(Saved entries)

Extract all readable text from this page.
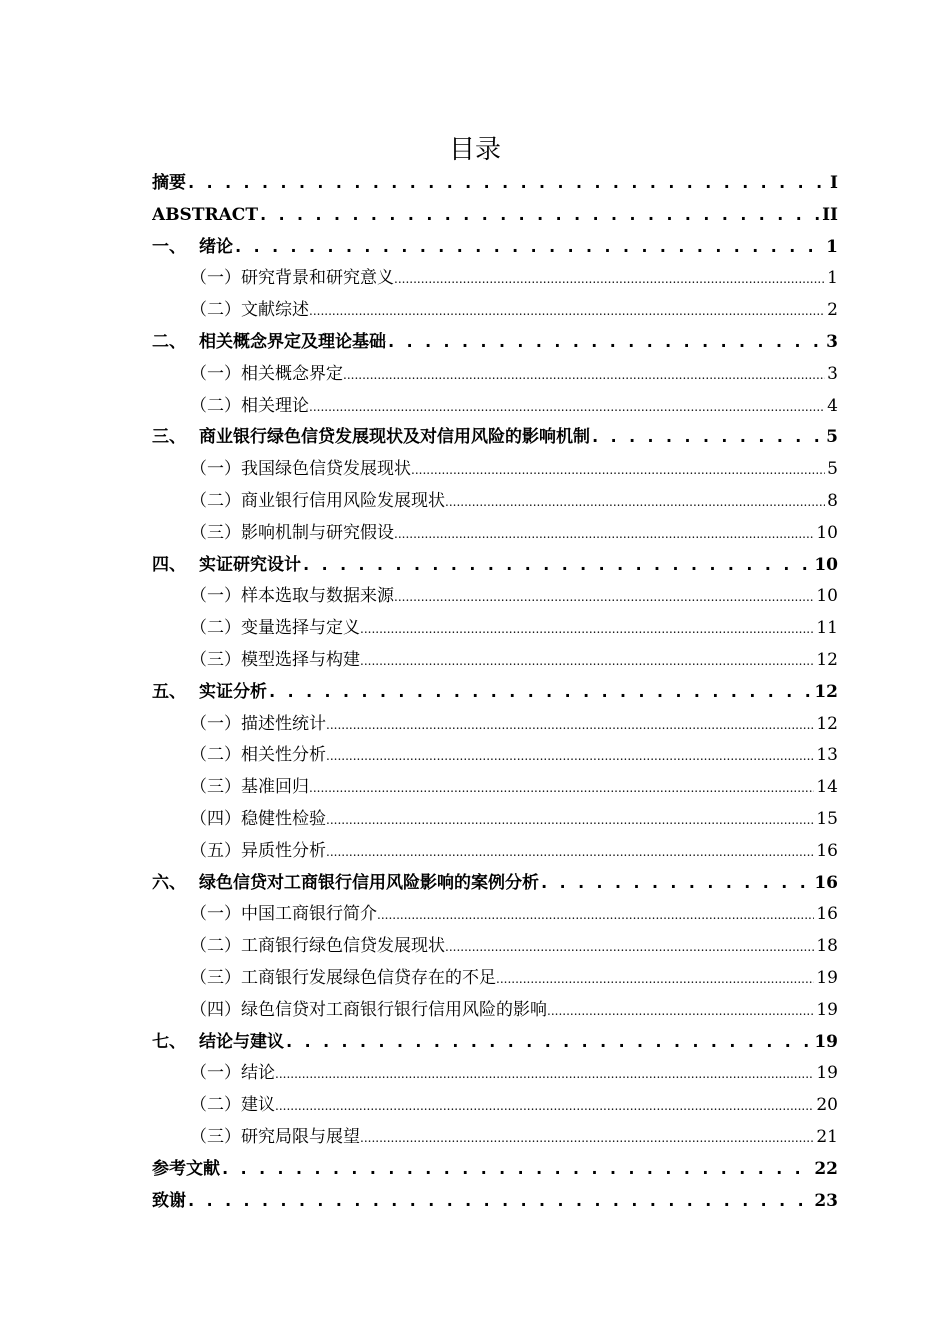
目录
摘要 . . .	I
ABSTRACT . . .	II
一、 绪论 . . .	1
（一）研究背景和研究意义 .....	1
（二）文献综述 .....	2
二、 相关概念界定及理论基础 . . .	3
（一）相关概念界定 .....	3
（二）相关理论 .....	4
三、 商业银行绿色信贷发展现状及对信用风险的影响机制 . . .	5
（一）我国绿色信贷发展现状 .....	5
（二）商业银行信用风险发展现状 .....	8
（三）影响机制与研究假设 .....	10
四、 实证研究设计 . . .	10
（一）样本选取与数据来源 .....	10
（二）变量选择与定义 .....	11
（三）模型选择与构建 .....	12
五、 实证分析 . . .	12
（一）描述性统计 .....	12
（二）相关性分析 .....	13
（三）基准回归 .....	14
（四）稳健性检验 .....	15
（五）异质性分析 .....	16
六、 绿色信贷对工商银行信用风险影响的案例分析 . . .	16
（一）中国工商银行简介 .....	16
（二）工商银行绿色信贷发展现状 .....	18
（三）工商银行发展绿色信贷存在的不足 .....	19
（四）绿色信贷对工商银行银行信用风险的影响 .....	19
七、 结论与建议 . . .	19
（一）结论 .....	19
（二）建议 .....	20
（三）研究局限与展望 .....	21
参考文献 . . .	22
致谢 . . .	23
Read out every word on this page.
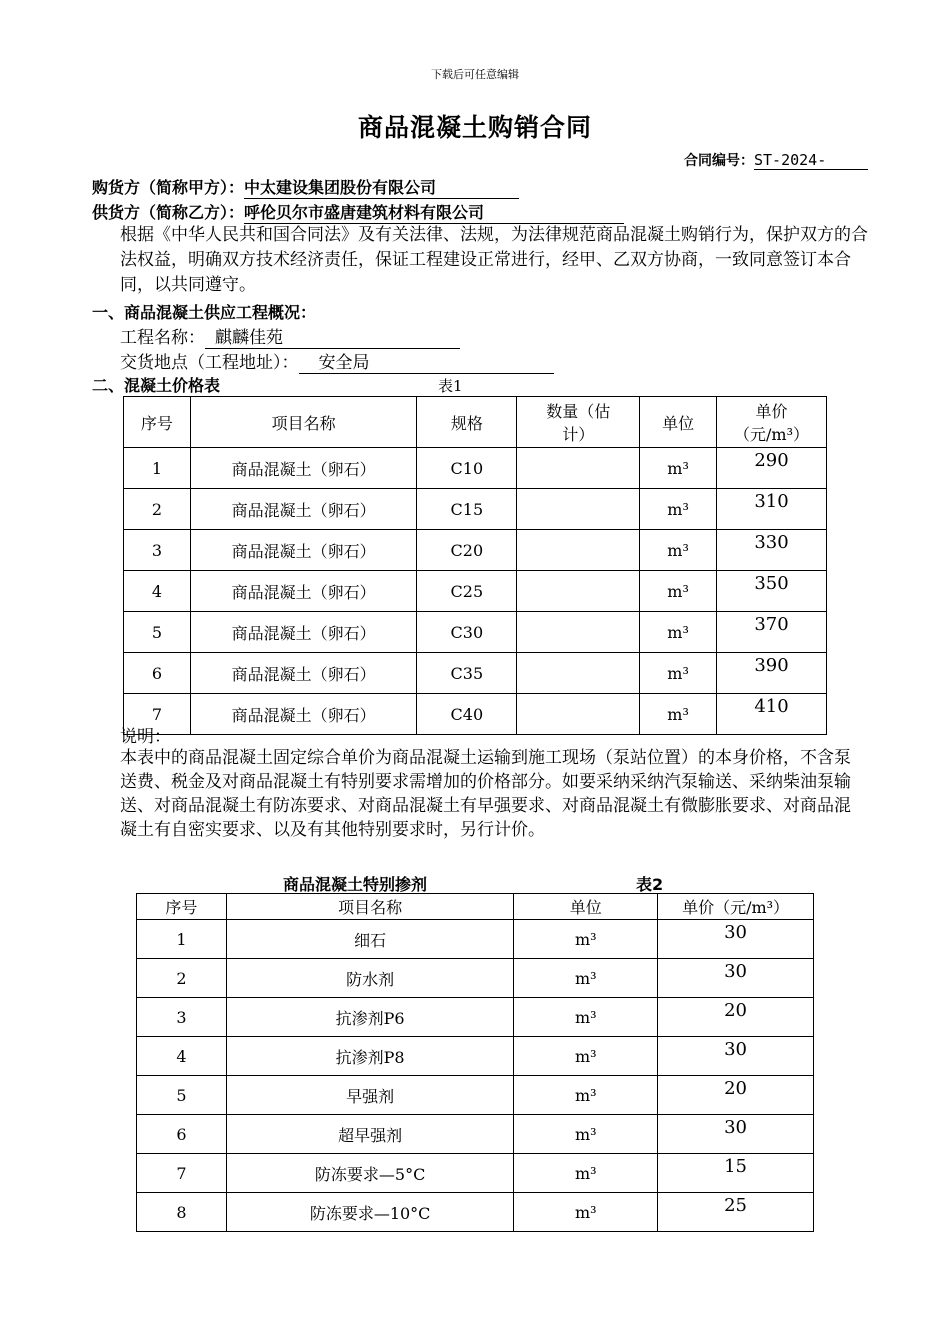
下载后可任意编辑
商品混凝土购销合同
合同编号：ST-2024-
购货方（简称甲方）：中太建设集团股份有限公司
供货方（简称乙方）：呼伦贝尔市盛唐建筑材料有限公司
根据《中华人民共和国合同法》及有关法律、法规，为法律规范商品混凝土购销行为，保护双方的合法权益，明确双方技术经济责任，保证工程建设正常进行，经甲、乙双方协商，一致同意签订本合同，以共同遵守。
一、商品混凝土供应工程概况：
工程名称： 麒麟佳苑
交货地点（工程地址）： 安全局
二、混凝土价格表	表1
序号	项目名称	规格	数量（估计）	单位	单价（元/m³）
1	商品混凝土（卵石）	C10		m³	290
2	商品混凝土（卵石）	C15		m³	310
3	商品混凝土（卵石）	C20		m³	330
4	商品混凝土（卵石）	C25		m³	350
5	商品混凝土（卵石）	C30		m³	370
6	商品混凝土（卵石）	C35		m³	390
7	商品混凝土（卵石）	C40		m³	410
说明：
本表中的商品混凝土固定综合单价为商品混凝土运输到施工现场（泵站位置）的本身价格，不含泵送费、税金及对商品混凝土有特别要求需增加的价格部分。如要采纳采纳汽泵输送、采纳柴油泵输送、对商品混凝土有防冻要求、对商品混凝土有早强要求、对商品混凝土有微膨胀要求、对商品混凝土有自密实要求、以及有其他特别要求时，另行计价。
商品混凝土特别掺剂	表2
序号	项目名称	单位	单价（元/m³）
1	细石	m³	30
2	防水剂	m³	30
3	抗渗剂P6	m³	20
4	抗渗剂P8	m³	30
5	早强剂	m³	20
6	超早强剂	m³	30
7	防冻要求—5°C	m³	15
8	防冻要求—10°C	m³	25
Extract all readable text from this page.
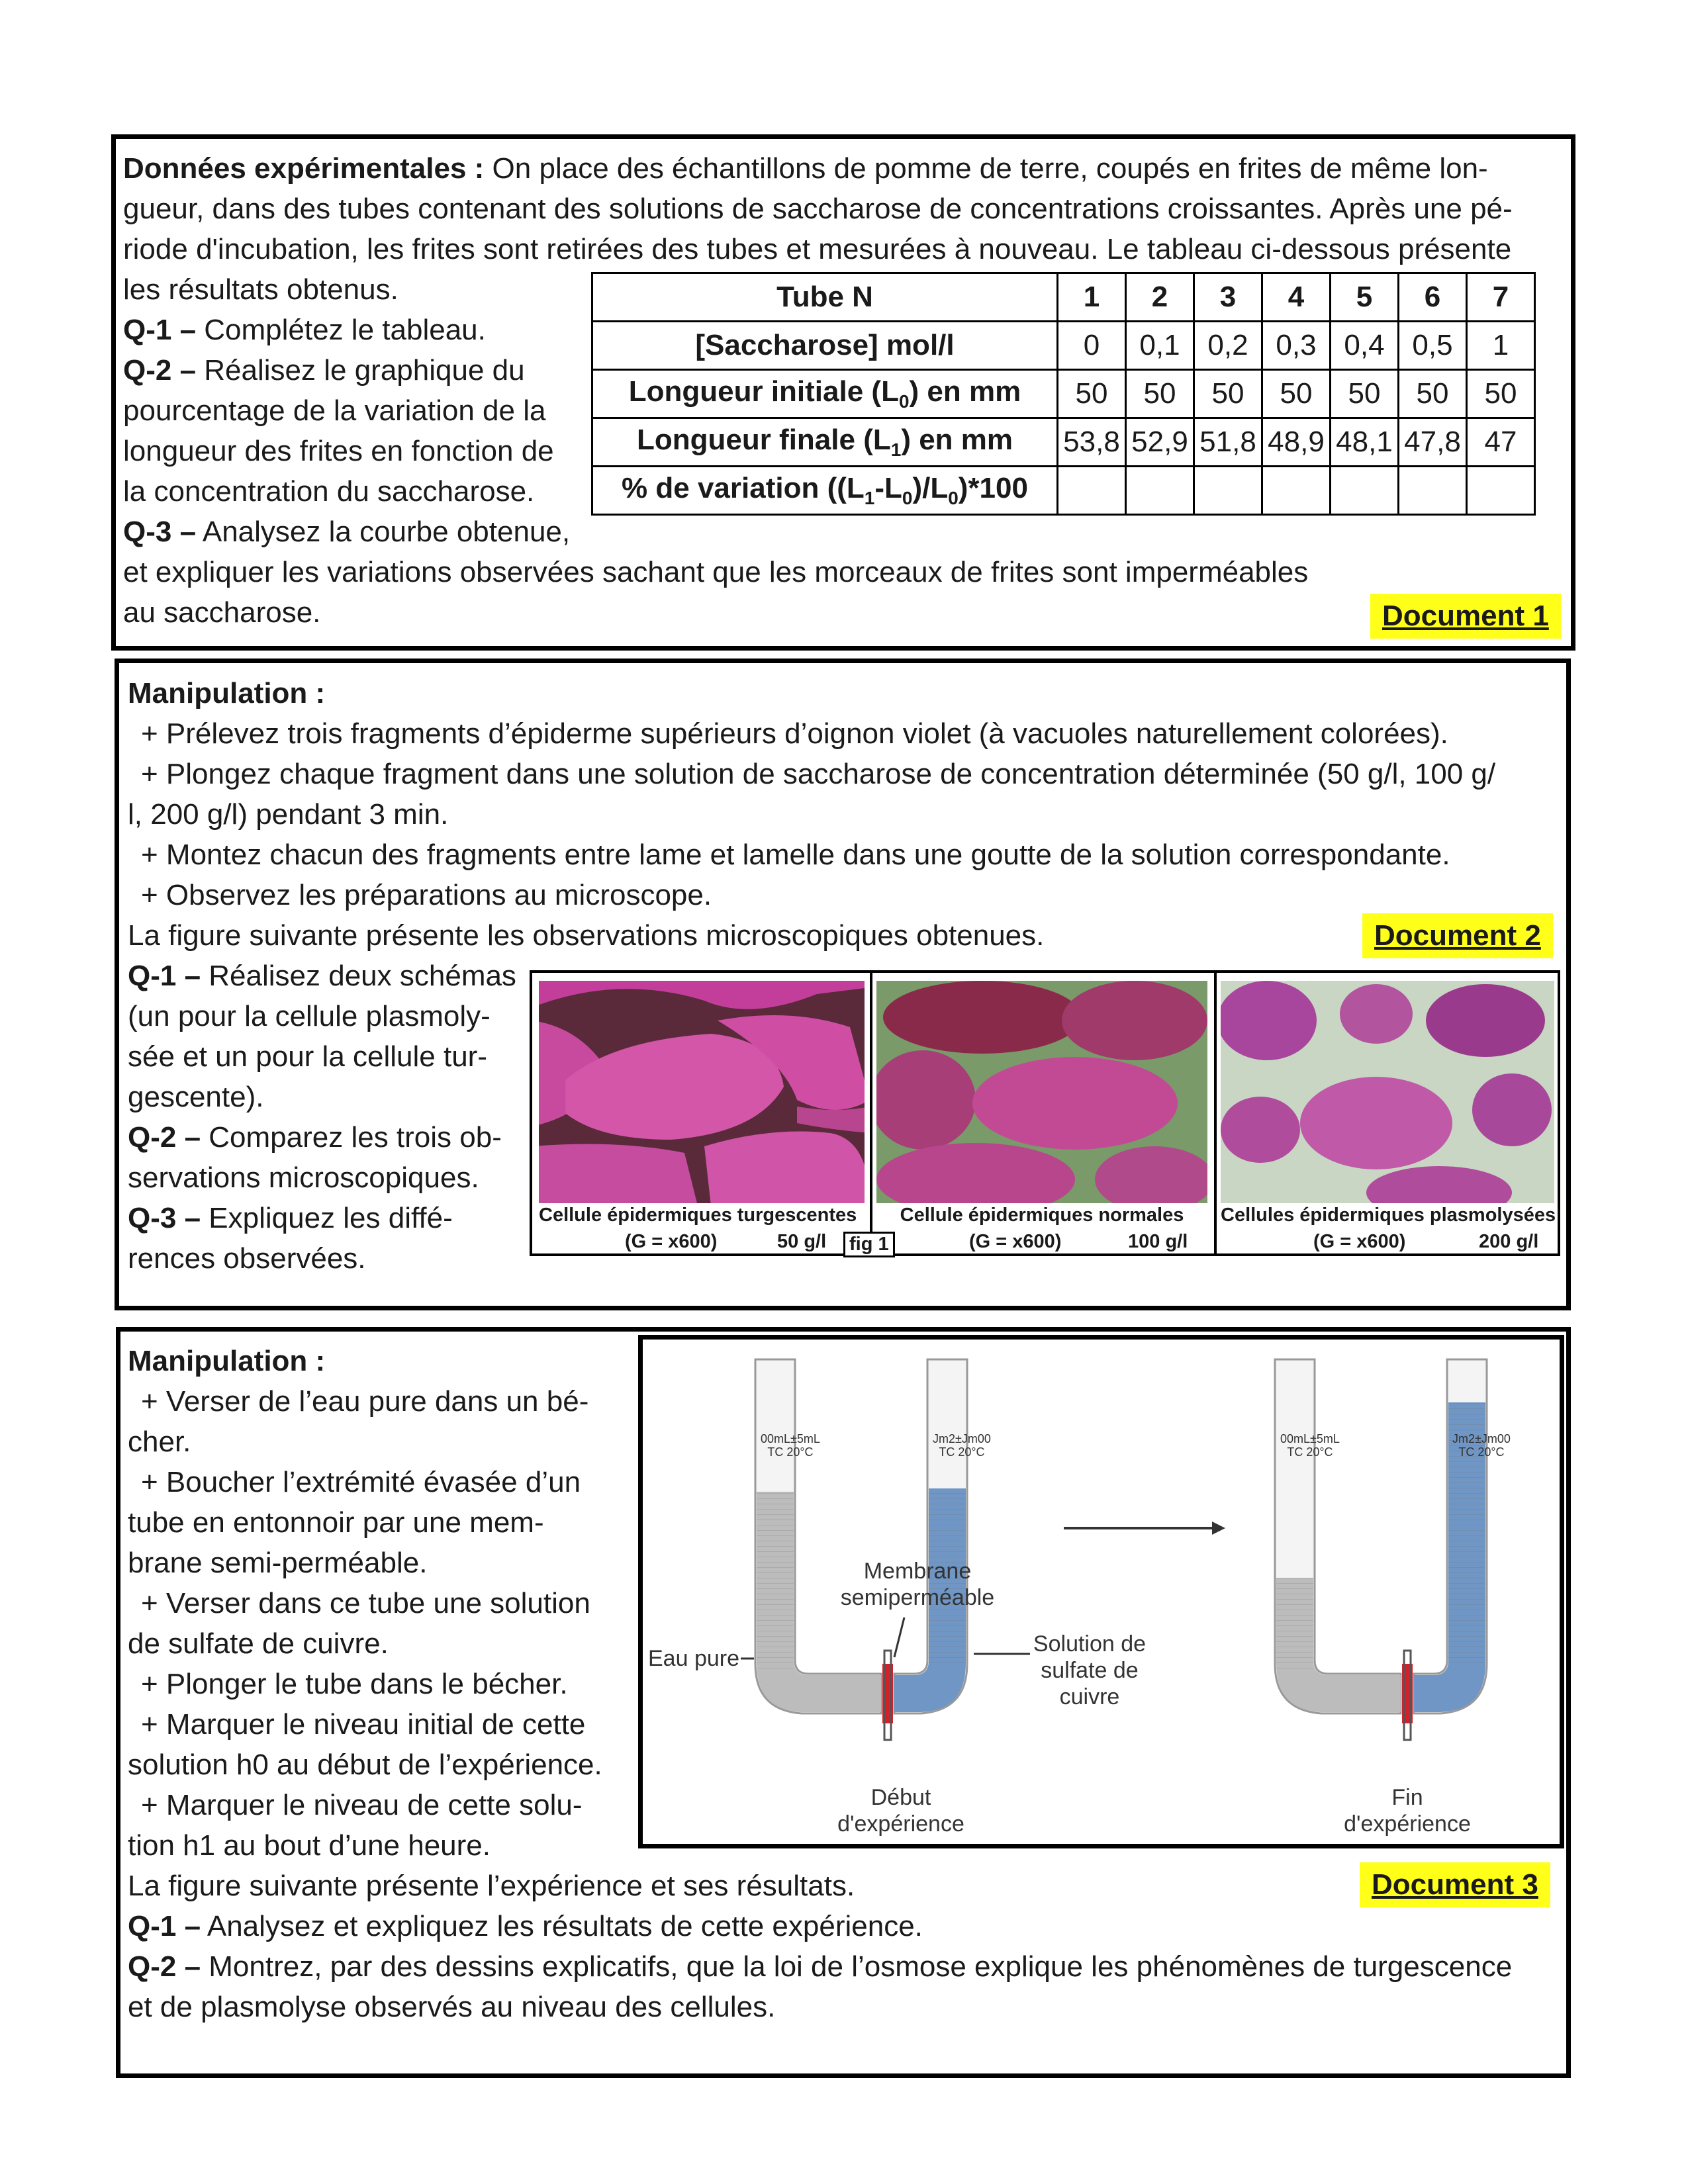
Données expérimentales : On place des échantillons de pomme de terre, coupés en frites de même lon-
gueur, dans des tubes contenant des solutions de saccharose de concentrations croissantes. Après une pé-
riode d'incubation, les frites sont retirées des tubes et mesurées à nouveau. Le tableau ci-dessous présente
les résultats obtenus.
Q-1 – Complétez le tableau.
Q-2 – Réalisez le graphique du
pourcentage de la variation de la
longueur des frites en fonction de
la concentration du saccharose.
Q-3 – Analysez la courbe obtenue,
et expliquer les variations observées sachant que les morceaux de frites sont imperméables
au saccharose.	Document 1
Tube N	1	2	3	4	5	6	7
[Saccharose] mol/l	0	0,1	0,2	0,3	0,4	0,5	1
Longueur initiale $(L_0)$ en mm	50	50	50	50	50	50	50
Longueur finale $(L_1)$ en mm	53,8	52,9	51,8	48,9	48,1	47,8	47
% de variation $((L_1-L_0)/L_0)*100$							
Manipulation :
+ Prélevez trois fragments d’épiderme supérieurs d’oignon violet (à vacuoles naturellement colorées).
+ Plongez chaque fragment dans une solution de saccharose de concentration déterminée (50 g/l, 100 g/
l, 200 g/l) pendant 3 min.
+ Montez chacun des fragments entre lame et lamelle dans une goutte de la solution correspondante.
+ Observez les préparations au microscope.
La figure suivante présente les observations microscopiques obtenues.	Document 2
Q-1 – Réalisez deux schémas
(un pour la cellule plasmoly-
sée et un pour la cellule tur-
gescente).
Q-2 – Comparez les trois ob-
servations microscopiques.
Q-3 – Expliquez les diffé-
rences observées.
Cellule épidermiques turgescentes
(G = x600)	50 g/l	fig 1
Cellule épidermiques normales
(G = x600)	100 g/l
Cellules épidermiques plasmolysées
(G = x600)	200 g/l
Manipulation :
+ Verser de l’eau pure dans un bé-
cher.
+ Boucher l’extrémité évasée d’un
tube en entonnoir par une mem-
brane semi-perméable.
+ Verser dans ce tube une solution
de sulfate de cuivre.
+ Plonger le tube dans le bécher.
+ Marquer le niveau initial de cette
solution h0 au début de l’expérience.
+ Marquer le niveau de cette solu-
tion h1 au bout d’une heure.
La figure suivante présente l’expérience et ses résultats.	Document 3
Q-1 – Analysez et expliquez les résultats de cette expérience.
Q-2 – Montrez, par des dessins explicatifs, que la loi de l’osmose explique les phénomènes de turgescence
et de plasmolyse observés au niveau des cellules.
00mL±5mL
TC 20°C
Jm2±Jm00
TC 20°C
00mL±5mL
TC 20°C
Jm2±Jm00
TC 20°C
Membrane
semiperméable
Eau pure
Solution de
sulfate de
cuivre
Début
d'expérience
Fin
d'expérience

__Description of the task__:
Quote the material word for word, dropping any images it holds.

__The response__:
Extract all readable text from this page.
目录
摘要 . . .	I
ABSTRACT . . .	II
一、 绪论 . . .	1
（一）研究背景和研究意义 .....	1
（二）文献综述 .....	2
二、 相关概念界定及理论基础 . . .	3
（一）相关概念界定 .....	3
（二）相关理论 .....	4
三、 商业银行绿色信贷发展现状及对信用风险的影响机制 . . .	5
（一）我国绿色信贷发展现状 .....	5
（二）商业银行信用风险发展现状 .....	8
（三）影响机制与研究假设 .....	10
四、 实证研究设计 . . .	10
（一）样本选取与数据来源 .....	10
（二）变量选择与定义 .....	11
（三）模型选择与构建 .....	12
五、 实证分析 . . .	12
（一）描述性统计 .....	12
（二）相关性分析 .....	13
（三）基准回归 .....	14
（四）稳健性检验 .....	15
（五）异质性分析 .....	16
六、 绿色信贷对工商银行信用风险影响的案例分析 . . .	16
（一）中国工商银行简介 .....	16
（二）工商银行绿色信贷发展现状 .....	18
（三）工商银行发展绿色信贷存在的不足 .....	19
（四）绿色信贷对工商银行银行信用风险的影响 .....	19
七、 结论与建议 . . .	19
（一）结论 .....	19
（二）建议 .....	20
（三）研究局限与展望 .....	21
参考文献 . . .	22
致谢 . . .	23
Read out every word on this page.
下载后可任意编辑
商品混凝土购销合同
合同编号：ST-2024-
购货方（简称甲方）：中太建设集团股份有限公司
供货方（简称乙方）：呼伦贝尔市盛唐建筑材料有限公司
根据《中华人民共和国合同法》及有关法律、法规，为法律规范商品混凝土购销行为，保护双方的合法权益，明确双方技术经济责任，保证工程建设正常进行，经甲、乙双方协商，一致同意签订本合同，以共同遵守。
一、商品混凝土供应工程概况：
工程名称： 麒麟佳苑
交货地点（工程地址）： 安全局
二、混凝土价格表	表1
序号	项目名称	规格	数量（估计）	单位	单价（元/m³）
1	商品混凝土（卵石）	C10		m³	290
2	商品混凝土（卵石）	C15		m³	310
3	商品混凝土（卵石）	C20		m³	330
4	商品混凝土（卵石）	C25		m³	350
5	商品混凝土（卵石）	C30		m³	370
6	商品混凝土（卵石）	C35		m³	390
7	商品混凝土（卵石）	C40		m³	410
说明：
本表中的商品混凝土固定综合单价为商品混凝土运输到施工现场（泵站位置）的本身价格，不含泵送费、税金及对商品混凝土有特别要求需增加的价格部分。如要采纳采纳汽泵输送、采纳柴油泵输送、对商品混凝土有防冻要求、对商品混凝土有早强要求、对商品混凝土有微膨胀要求、对商品混凝土有自密实要求、以及有其他特别要求时，另行计价。
商品混凝土特别掺剂	表2
序号	项目名称	单位	单价（元/m³）
1	细石	m³	30
2	防水剂	m³	30
3	抗渗剂P6	m³	20
4	抗渗剂P8	m³	30
5	早强剂	m³	20
6	超早强剂	m³	30
7	防冻要求—5°C	m³	15
8	防冻要求—10°C	m³	25
Extract all readable text from this page.
Données expérimentales : On place des échantillons de pomme de terre, coupés en frites de même lon-
gueur, dans des tubes contenant des solutions de saccharose de concentrations croissantes. Après une pé-
riode d'incubation, les frites sont retirées des tubes et mesurées à nouveau. Le tableau ci-dessous présente
les résultats obtenus.
Q-1 – Complétez le tableau.
Q-2 – Réalisez le graphique du
pourcentage de la variation de la
longueur des frites en fonction de
la concentration du saccharose.
Q-3 – Analysez la courbe obtenue,
et expliquer les variations observées sachant que les morceaux de frites sont imperméables
au saccharose.	Document 1
Tube N	1	2	3	4	5	6	7
[Saccharose] mol/l	0	0,1	0,2	0,3	0,4	0,5	1
Longueur initiale $(L_0)$ en mm	50	50	50	50	50	50	50
Longueur finale $(L_1)$ en mm	53,8	52,9	51,8	48,9	48,1	47,8	47
% de variation $((L_1-L_0)/L_0)*100$							
Manipulation :
+ Prélevez trois fragments d’épiderme supérieurs d’oignon violet (à vacuoles naturellement colorées).
+ Plongez chaque fragment dans une solution de saccharose de concentration déterminée (50 g/l, 100 g/
l, 200 g/l) pendant 3 min.
+ Montez chacun des fragments entre lame et lamelle dans une goutte de la solution correspondante.
+ Observez les préparations au microscope.
La figure suivante présente les observations microscopiques obtenues.	Document 2
Q-1 – Réalisez deux schémas
(un pour la cellule plasmoly-
sée et un pour la cellule tur-
gescente).
Q-2 – Comparez les trois ob-
servations microscopiques.
Q-3 – Expliquez les diffé-
rences observées.
Cellule épidermiques turgescentes
(G = x600)	50 g/l	fig 1
Cellule épidermiques normales
(G = x600)	100 g/l
Cellules épidermiques plasmolysées
(G = x600)	200 g/l
Manipulation :
+ Verser de l’eau pure dans un bé-
cher.
+ Boucher l’extrémité évasée d’un
tube en entonnoir par une mem-
brane semi-perméable.
+ Verser dans ce tube une solution
de sulfate de cuivre.
+ Plonger le tube dans le bécher.
+ Marquer le niveau initial de cette
solution h0 au début de l’expérience.
+ Marquer le niveau de cette solu-
tion h1 au bout d’une heure.
La figure suivante présente l’expérience et ses résultats.	Document 3
Q-1 – Analysez et expliquez les résultats de cette expérience.
Q-2 – Montrez, par des dessins explicatifs, que la loi de l’osmose explique les phénomènes de turgescence
et de plasmolyse observés au niveau des cellules.
00mL±5mL
TC 20°C
Jm2±Jm00
TC 20°C
00mL±5mL
TC 20°C
Jm2±Jm00
TC 20°C
Membrane
semiperméable
Eau pure
Solution de
sulfate de
cuivre
Début
d'expérience
Fin
d'expérience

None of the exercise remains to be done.